◆ AIM OF THE TASK
In the entries that follow, how many lines contain "copy"? Answer with the number only.

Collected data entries
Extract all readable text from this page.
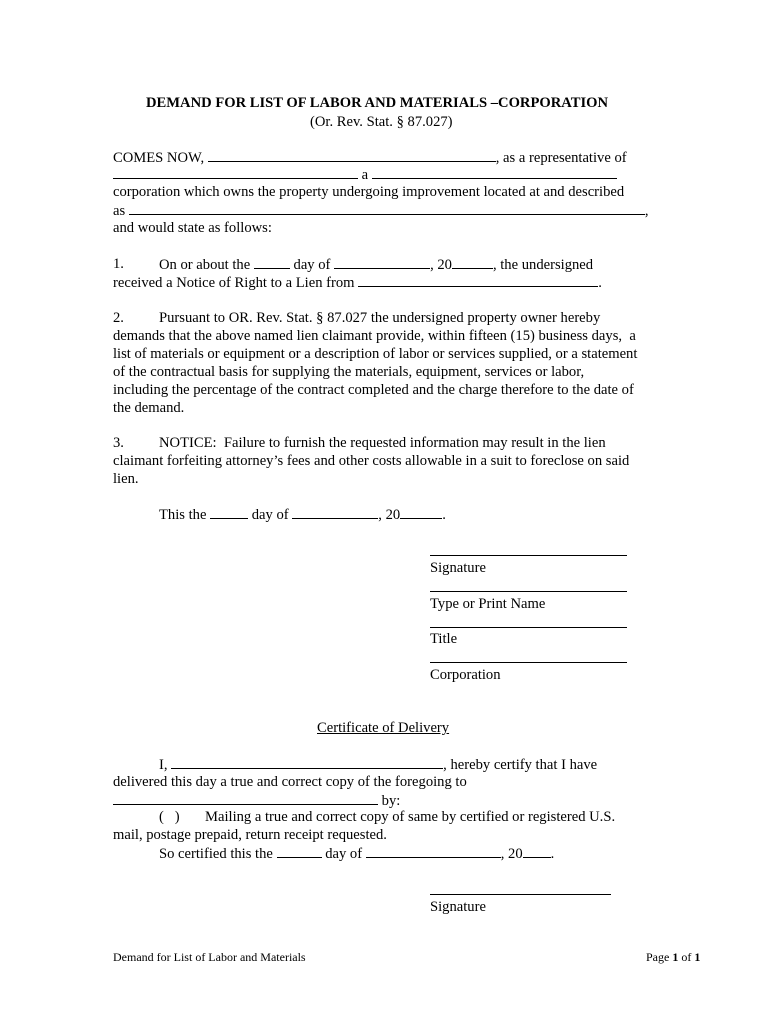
DEMAND FOR LIST OF LABOR AND MATERIALS –CORPORATION
(Or. Rev. Stat. § 87.027)
COMES NOW,	, as a representative of
a
corporation which owns the property undergoing improvement located at and described
as	,
and would state as follows:
1. On or about the	day of	, 20	, the undersigned
received a Notice of Right to a Lien from	.
2. Pursuant to OR. Rev. Stat. § 87.027 the undersigned property owner hereby
demands that the above named lien claimant provide, within fifteen (15) business days,  a
list of materials or equipment or a description of labor or services supplied, or a statement
of the contractual basis for supplying the materials, equipment, services or labor,
including the percentage of the contract completed and the charge therefore to the date of
the demand.
3. NOTICE:  Failure to furnish the requested information may result in the lien
claimant forfeiting attorney’s fees and other costs allowable in a suit to foreclose on said
lien.
This the	day of	, 20	.
Signature
Type or Print Name
Title
Corporation
Certificate of Delivery
I,	, hereby certify that I have
delivered this day a true and correct copy of the foregoing to
by:
(   ) Mailing a true and correct copy of same by certified or registered U.S.
mail, postage prepaid, return receipt requested.
So certified this the	day of	, 20 .
Signature
Demand for List of Labor and Materials	Page 1 of 1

◆ THE REPLY
2